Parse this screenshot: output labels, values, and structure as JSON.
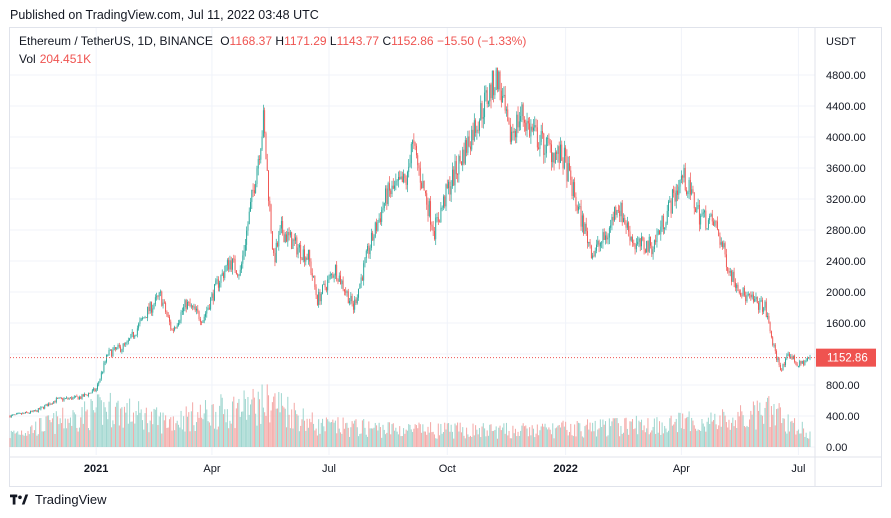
{
  "header": {
    "published": "Published on TradingView.com, Jul 11, 2022 03:48 UTC"
  },
  "legend": {
    "symbol": "Ethereum / TetherUS, 1D, BINANCE",
    "o_label": "O",
    "o": "1168.37",
    "h_label": "H",
    "h": "1171.29",
    "l_label": "L",
    "l": "1143.77",
    "c_label": "C",
    "c": "1152.86",
    "change": "−15.50 (−1.33%)",
    "vol_label": "Vol",
    "vol": "204.451K"
  },
  "footer": {
    "brand": "TradingView",
    "logo_icon": "tradingview-logo-icon"
  },
  "colors": {
    "up": "#26a69a",
    "down": "#ef5350",
    "up_vol": "#9fd6cf",
    "down_vol": "#f4a9a7",
    "grid": "#f0f3fa"
  },
  "chart_data": {
    "type": "candlestick",
    "currency_label": "USDT",
    "last_price_label": "1152.86",
    "last_price": 1152.86,
    "y_ticks": [
      "4800.00",
      "4400.00",
      "4000.00",
      "3600.00",
      "3200.00",
      "2800.00",
      "2400.00",
      "2000.00",
      "1600.00",
      "1200.00",
      "800.00",
      "400.00",
      "0.00"
    ],
    "price_ylim": [
      800,
      4800
    ],
    "volume_ticks": [
      0,
      400
    ],
    "x_ticks": [
      {
        "label": "2021",
        "bold": true,
        "date": "2021-01-01"
      },
      {
        "label": "Apr",
        "bold": false,
        "date": "2021-04-01"
      },
      {
        "label": "Jul",
        "bold": false,
        "date": "2021-07-01"
      },
      {
        "label": "Oct",
        "bold": false,
        "date": "2021-10-01"
      },
      {
        "label": "2022",
        "bold": true,
        "date": "2022-01-01"
      },
      {
        "label": "Apr",
        "bold": false,
        "date": "2022-04-01"
      },
      {
        "label": "Jul",
        "bold": false,
        "date": "2022-07-01"
      }
    ],
    "date_range": [
      "2020-10-26",
      "2022-07-10"
    ],
    "approx_close_path": [
      [
        "2020-10-26",
        400
      ],
      [
        "2020-11-15",
        460
      ],
      [
        "2020-12-01",
        610
      ],
      [
        "2020-12-20",
        640
      ],
      [
        "2021-01-01",
        740
      ],
      [
        "2021-01-10",
        1200
      ],
      [
        "2021-01-25",
        1320
      ],
      [
        "2021-02-10",
        1750
      ],
      [
        "2021-02-20",
        1950
      ],
      [
        "2021-03-01",
        1500
      ],
      [
        "2021-03-12",
        1850
      ],
      [
        "2021-03-25",
        1650
      ],
      [
        "2021-04-05",
        2100
      ],
      [
        "2021-04-15",
        2400
      ],
      [
        "2021-04-23",
        2250
      ],
      [
        "2021-05-03",
        3300
      ],
      [
        "2021-05-11",
        4200
      ],
      [
        "2021-05-19",
        2400
      ],
      [
        "2021-05-25",
        2800
      ],
      [
        "2021-06-05",
        2600
      ],
      [
        "2021-06-15",
        2450
      ],
      [
        "2021-06-22",
        1900
      ],
      [
        "2021-07-06",
        2300
      ],
      [
        "2021-07-20",
        1800
      ],
      [
        "2021-08-01",
        2550
      ],
      [
        "2021-08-15",
        3250
      ],
      [
        "2021-08-31",
        3450
      ],
      [
        "2021-09-03",
        3950
      ],
      [
        "2021-09-21",
        2800
      ],
      [
        "2021-10-01",
        3300
      ],
      [
        "2021-10-15",
        3850
      ],
      [
        "2021-10-29",
        4400
      ],
      [
        "2021-11-09",
        4800
      ],
      [
        "2021-11-18",
        4000
      ],
      [
        "2021-11-28",
        4300
      ],
      [
        "2021-12-04",
        4100
      ],
      [
        "2021-12-15",
        3900
      ],
      [
        "2021-12-31",
        3700
      ],
      [
        "2022-01-10",
        3100
      ],
      [
        "2022-01-22",
        2500
      ],
      [
        "2022-02-03",
        2750
      ],
      [
        "2022-02-10",
        3150
      ],
      [
        "2022-02-24",
        2600
      ],
      [
        "2022-03-10",
        2600
      ],
      [
        "2022-04-02",
        3500
      ],
      [
        "2022-04-15",
        3000
      ],
      [
        "2022-04-28",
        2850
      ],
      [
        "2022-05-09",
        2250
      ],
      [
        "2022-05-20",
        1950
      ],
      [
        "2022-06-05",
        1800
      ],
      [
        "2022-06-13",
        1200
      ],
      [
        "2022-06-18",
        1000
      ],
      [
        "2022-06-24",
        1200
      ],
      [
        "2022-07-01",
        1050
      ],
      [
        "2022-07-10",
        1152.86
      ]
    ],
    "approx_volume_k": [
      [
        "2020-10-26",
        180
      ],
      [
        "2021-01-11",
        550
      ],
      [
        "2021-02-23",
        360
      ],
      [
        "2021-05-19",
        640
      ],
      [
        "2021-06-22",
        300
      ],
      [
        "2021-09-07",
        240
      ],
      [
        "2021-12-04",
        230
      ],
      [
        "2022-05-12",
        380
      ],
      [
        "2022-06-13",
        510
      ],
      [
        "2022-06-18",
        400
      ],
      [
        "2022-07-10",
        204.451
      ]
    ]
  }
}
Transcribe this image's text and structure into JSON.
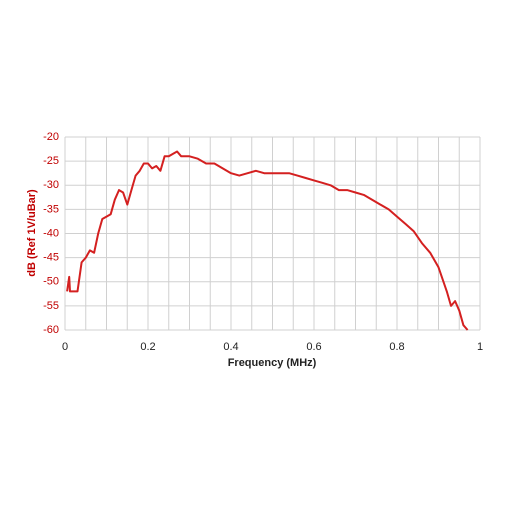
{
  "chart_data": {
    "type": "line",
    "ylabel": "dB (Ref 1V/uBar)",
    "xlabel": "Frequency (MHz)",
    "xlim": [
      0,
      1
    ],
    "xticks": [
      0,
      0.2,
      0.4,
      0.6,
      0.8,
      1
    ],
    "ylim": [
      -60,
      -20
    ],
    "yticks": [
      -60,
      -55,
      -50,
      -45,
      -40,
      -35,
      -30,
      -25,
      -20
    ],
    "grid": true,
    "x_minor_divisions": 4,
    "series": [
      {
        "color": "#d42020",
        "x": [
          0.005,
          0.01,
          0.012,
          0.02,
          0.03,
          0.04,
          0.05,
          0.06,
          0.07,
          0.08,
          0.09,
          0.1,
          0.11,
          0.12,
          0.13,
          0.14,
          0.15,
          0.16,
          0.17,
          0.18,
          0.19,
          0.2,
          0.21,
          0.22,
          0.23,
          0.24,
          0.25,
          0.26,
          0.27,
          0.28,
          0.3,
          0.32,
          0.34,
          0.36,
          0.38,
          0.4,
          0.42,
          0.44,
          0.46,
          0.48,
          0.5,
          0.52,
          0.54,
          0.56,
          0.58,
          0.6,
          0.62,
          0.64,
          0.66,
          0.68,
          0.7,
          0.72,
          0.74,
          0.76,
          0.78,
          0.8,
          0.82,
          0.84,
          0.86,
          0.88,
          0.9,
          0.92,
          0.93,
          0.94,
          0.95,
          0.96,
          0.97
        ],
        "values": [
          -52,
          -49,
          -52,
          -52,
          -52,
          -46,
          -45,
          -43.5,
          -44,
          -40,
          -37,
          -36.5,
          -36,
          -33,
          -31,
          -31.5,
          -34,
          -31,
          -28,
          -27,
          -25.5,
          -25.5,
          -26.5,
          -26,
          -27,
          -24,
          -24,
          -23.5,
          -23,
          -24,
          -24,
          -24.5,
          -25.5,
          -25.5,
          -26.5,
          -27.5,
          -28,
          -27.5,
          -27,
          -27.5,
          -27.5,
          -27.5,
          -27.5,
          -28,
          -28.5,
          -29,
          -29.5,
          -30,
          -31,
          -31,
          -31.5,
          -32,
          -33,
          -34,
          -35,
          -36.5,
          -38,
          -39.5,
          -42,
          -44,
          -47,
          -52,
          -55,
          -54,
          -56,
          -59,
          -60
        ]
      }
    ]
  }
}
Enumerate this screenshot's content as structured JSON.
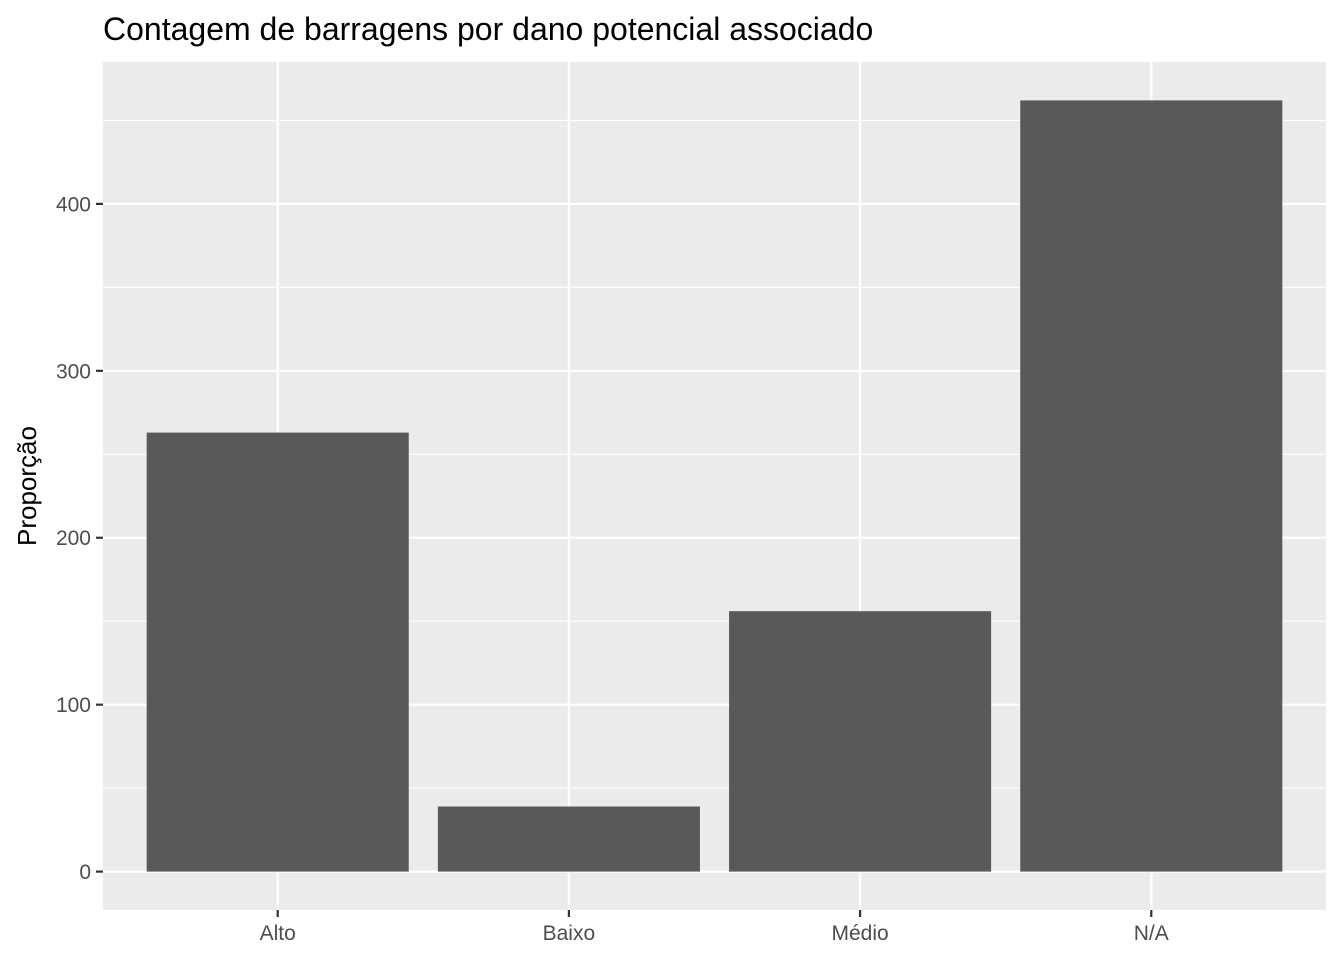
{
  "chart_data": {
    "type": "bar",
    "title": "Contagem de barragens por dano potencial associado",
    "xlabel": "",
    "ylabel": "Proporção",
    "categories": [
      "Alto",
      "Baixo",
      "Médio",
      "N/A"
    ],
    "values": [
      263,
      39,
      156,
      462
    ],
    "ylim": [
      -23,
      485
    ],
    "yticks": [
      0,
      100,
      200,
      300,
      400
    ],
    "grid": true,
    "legend": "none",
    "colors": {
      "bar": "#595959",
      "panel": "#ebebeb",
      "grid": "#ffffff",
      "tick": "#333333"
    }
  }
}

|---|

### What is required:
Work through the records line by line and tally those holding "screenshot". Reply with the number alone.

### Solution for this task:
2